__DATA TO PROCESS__.
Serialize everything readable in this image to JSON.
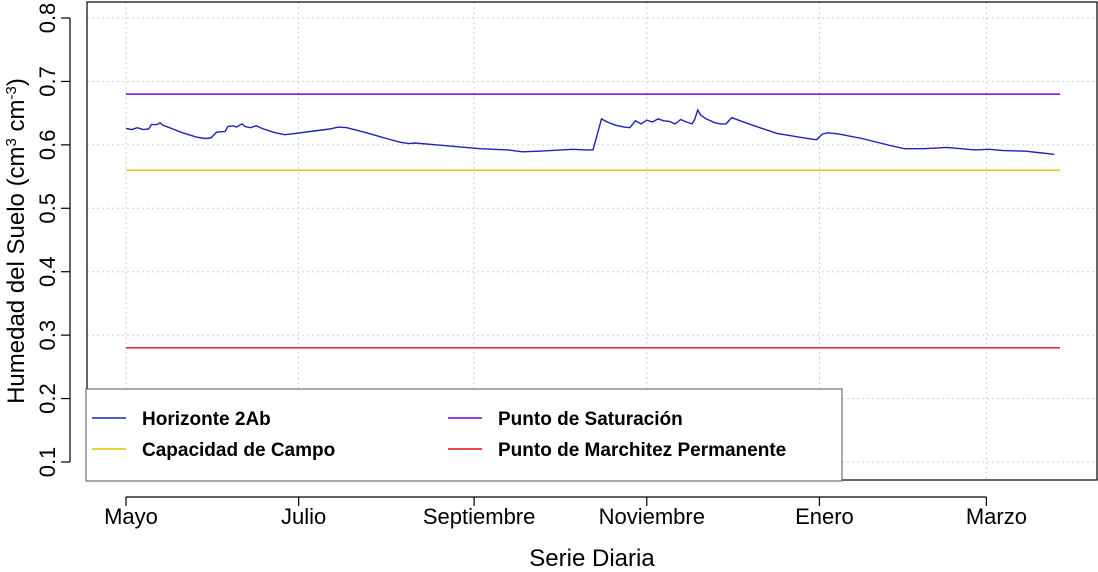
{
  "chart_data": {
    "type": "line",
    "xlabel": "Serie Diaria",
    "ylabel_parts": [
      "Humedad del Suelo (cm",
      "3",
      " cm",
      "-3",
      ")"
    ],
    "x_unit": "days since start of series",
    "x_range": [
      0,
      330
    ],
    "x_ticks": [
      {
        "day": 0,
        "label": "Mayo"
      },
      {
        "day": 61,
        "label": "Julio"
      },
      {
        "day": 123,
        "label": "Septiembre"
      },
      {
        "day": 184,
        "label": "Noviembre"
      },
      {
        "day": 245,
        "label": "Enero"
      },
      {
        "day": 304,
        "label": "Marzo"
      }
    ],
    "ylim": [
      0.07,
      0.82
    ],
    "y_ticks": [
      0.1,
      0.2,
      0.3,
      0.4,
      0.5,
      0.6,
      0.7,
      0.8
    ],
    "grid": true,
    "legend_position": "bottom-left",
    "series": [
      {
        "name": "Horizonte 2Ab",
        "color": "#1f22b8",
        "points": [
          [
            0,
            0.626
          ],
          [
            2,
            0.624
          ],
          [
            4,
            0.627
          ],
          [
            6,
            0.624
          ],
          [
            8,
            0.625
          ],
          [
            9,
            0.632
          ],
          [
            11,
            0.632
          ],
          [
            12,
            0.635
          ],
          [
            13,
            0.631
          ],
          [
            16,
            0.626
          ],
          [
            20,
            0.619
          ],
          [
            25,
            0.612
          ],
          [
            28,
            0.61
          ],
          [
            30,
            0.611
          ],
          [
            32,
            0.62
          ],
          [
            35,
            0.621
          ],
          [
            36,
            0.629
          ],
          [
            38,
            0.63
          ],
          [
            39,
            0.628
          ],
          [
            41,
            0.633
          ],
          [
            42,
            0.629
          ],
          [
            44,
            0.627
          ],
          [
            46,
            0.63
          ],
          [
            48,
            0.626
          ],
          [
            52,
            0.62
          ],
          [
            56,
            0.616
          ],
          [
            60,
            0.618
          ],
          [
            65,
            0.621
          ],
          [
            72,
            0.625
          ],
          [
            75,
            0.628
          ],
          [
            78,
            0.627
          ],
          [
            85,
            0.619
          ],
          [
            92,
            0.61
          ],
          [
            97,
            0.604
          ],
          [
            100,
            0.602
          ],
          [
            102,
            0.603
          ],
          [
            110,
            0.6
          ],
          [
            125,
            0.594
          ],
          [
            135,
            0.592
          ],
          [
            140,
            0.589
          ],
          [
            146,
            0.59
          ],
          [
            150,
            0.591
          ],
          [
            158,
            0.593
          ],
          [
            162,
            0.592
          ],
          [
            165,
            0.592
          ],
          [
            168,
            0.641
          ],
          [
            170,
            0.636
          ],
          [
            173,
            0.631
          ],
          [
            176,
            0.628
          ],
          [
            178,
            0.627
          ],
          [
            180,
            0.638
          ],
          [
            182,
            0.633
          ],
          [
            184,
            0.639
          ],
          [
            186,
            0.636
          ],
          [
            188,
            0.641
          ],
          [
            190,
            0.638
          ],
          [
            192,
            0.637
          ],
          [
            194,
            0.633
          ],
          [
            196,
            0.64
          ],
          [
            198,
            0.636
          ],
          [
            200,
            0.633
          ],
          [
            201,
            0.641
          ],
          [
            202,
            0.655
          ],
          [
            203,
            0.647
          ],
          [
            205,
            0.641
          ],
          [
            208,
            0.635
          ],
          [
            210,
            0.633
          ],
          [
            212,
            0.633
          ],
          [
            214,
            0.643
          ],
          [
            217,
            0.638
          ],
          [
            222,
            0.63
          ],
          [
            230,
            0.618
          ],
          [
            238,
            0.612
          ],
          [
            244,
            0.608
          ],
          [
            246,
            0.617
          ],
          [
            248,
            0.619
          ],
          [
            252,
            0.617
          ],
          [
            260,
            0.61
          ],
          [
            270,
            0.599
          ],
          [
            275,
            0.594
          ],
          [
            282,
            0.594
          ],
          [
            290,
            0.596
          ],
          [
            300,
            0.592
          ],
          [
            305,
            0.593
          ],
          [
            310,
            0.591
          ],
          [
            318,
            0.59
          ],
          [
            322,
            0.588
          ],
          [
            326,
            0.586
          ],
          [
            328,
            0.585
          ]
        ]
      },
      {
        "name": "Capacidad de Campo",
        "color": "#e6c000",
        "constant": 0.56
      },
      {
        "name": "Punto de Saturación",
        "color": "#8000c8",
        "constant": 0.68
      },
      {
        "name": "Punto de Marchitez Permanente",
        "color": "#e01010",
        "constant": 0.28
      }
    ],
    "legend_order": [
      "Horizonte 2Ab",
      "Punto de Saturación",
      "Capacidad de Campo",
      "Punto de Marchitez Permanente"
    ]
  }
}
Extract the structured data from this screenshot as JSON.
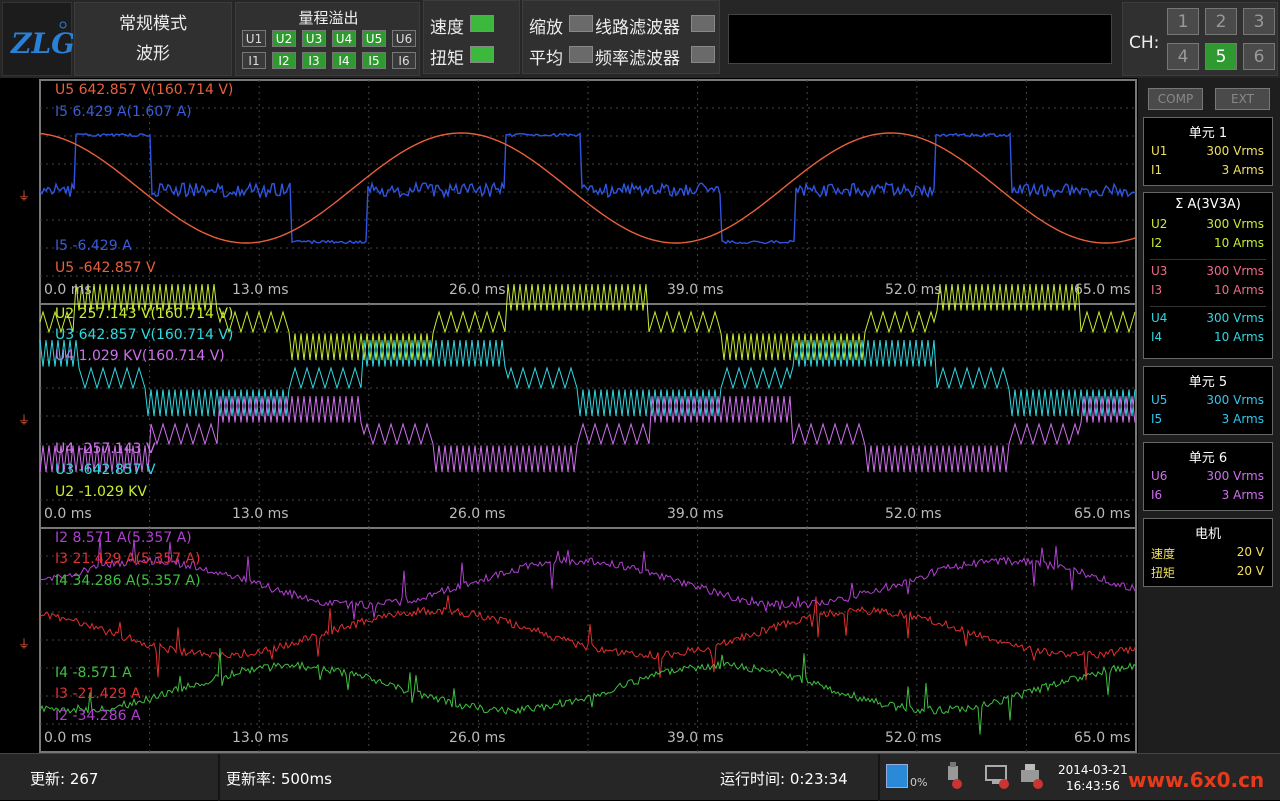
{
  "header": {
    "logo": "ZLG",
    "mode": "常规模式",
    "view": "波形",
    "overrange_title": "量程溢出",
    "u_tags": [
      "U1",
      "U2",
      "U3",
      "U4",
      "U5",
      "U6"
    ],
    "i_tags": [
      "I1",
      "I2",
      "I3",
      "I4",
      "I5",
      "I6"
    ],
    "speed": "速度",
    "torque": "扭矩",
    "zoom": "缩放",
    "avg": "平均",
    "line_filter": "线路滤波器",
    "freq_filter": "频率滤波器",
    "ch_label": "CH:",
    "ch_buttons": [
      "1",
      "2",
      "3",
      "4",
      "5",
      "6"
    ],
    "ch_selected": "5"
  },
  "scope": {
    "panel1": {
      "top_labels": [
        "U5   642.857 V(160.714 V)",
        "I5    6.429 A(1.607 A)"
      ],
      "bottom_labels": [
        "I5    -6.429 A",
        "U5   -642.857 V"
      ],
      "colors": [
        "#e8603c",
        "#3a5cd8"
      ]
    },
    "panel2": {
      "top_labels": [
        "U2   257.143 V(160.714 V)",
        "U3   642.857 V(160.714 V)",
        "U4   1.029 KV(160.714 V)"
      ],
      "bottom_labels": [
        "U4   -257.143 V",
        "U3   -642.857 V",
        "U2   -1.029 KV"
      ],
      "colors": [
        "#c8ee30",
        "#30d8e0",
        "#d070ee"
      ]
    },
    "panel3": {
      "top_labels": [
        "I2   8.571 A(5.357 A)",
        "I3   21.429 A(5.357 A)",
        "I4   34.286 A(5.357 A)"
      ],
      "bottom_labels": [
        "I4   -8.571 A",
        "I3   -21.429 A",
        "I2   -34.286 A"
      ],
      "colors": [
        "#b040d0",
        "#e03030",
        "#40c040"
      ]
    },
    "time_ticks": [
      "0.0 ms",
      "13.0 ms",
      "26.0 ms",
      "39.0 ms",
      "52.0 ms",
      "65.0 ms"
    ]
  },
  "sidebar": {
    "comp": "COMP",
    "ext": "EXT",
    "groups": [
      {
        "title": "单元 1",
        "rows": [
          [
            "U1",
            "300 Vrms"
          ],
          [
            "I1",
            "3 Arms"
          ]
        ],
        "color": "#f0e060"
      },
      {
        "title": "Σ A(3V3A)",
        "rows": [
          [
            "U2",
            "300 Vrms"
          ],
          [
            "I2",
            "10 Arms"
          ],
          [
            "U3",
            "300 Vrms"
          ],
          [
            "I3",
            "10 Arms"
          ],
          [
            "U4",
            "300 Vrms"
          ],
          [
            "I4",
            "10 Arms"
          ]
        ],
        "colors": [
          "#c8ee30",
          "#f06a8a",
          "#30d8e0"
        ]
      },
      {
        "title": "单元 5",
        "rows": [
          [
            "U5",
            "300 Vrms"
          ],
          [
            "I5",
            "3 Arms"
          ]
        ],
        "color": "#30c8f0"
      },
      {
        "title": "单元 6",
        "rows": [
          [
            "U6",
            "300 Vrms"
          ],
          [
            "I6",
            "3 Arms"
          ]
        ],
        "color": "#d070ee"
      },
      {
        "title": "电机",
        "rows": [
          [
            "速度",
            "20 V"
          ],
          [
            "扭矩",
            "20 V"
          ]
        ],
        "color": "#f0e060"
      }
    ]
  },
  "status": {
    "update": "更新: 267",
    "rate": "更新率: 500ms",
    "runtime": "运行时间: 0:23:34",
    "disk": "0%",
    "date": "2014-03-21",
    "time": "16:43:56",
    "watermark": "www.6x0.cn"
  }
}
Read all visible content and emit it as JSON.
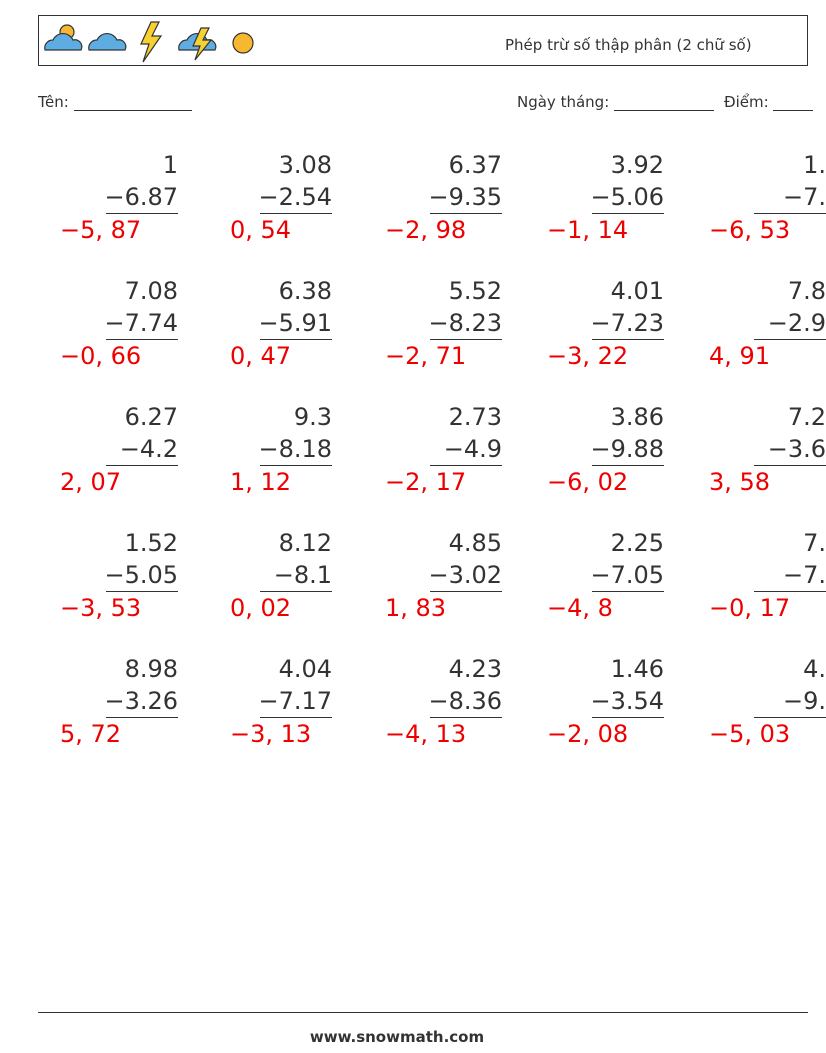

__SHORT TASK__.
Track down the lines that include the word "name" and copy them.

__WRITTEN REPLY__.
        "name": "Horizonte 2Ab",
        "name": "Capacidad de Campo",
        "name": "Punto de Saturación",
        "name": "Punto de Marchitez Permanente",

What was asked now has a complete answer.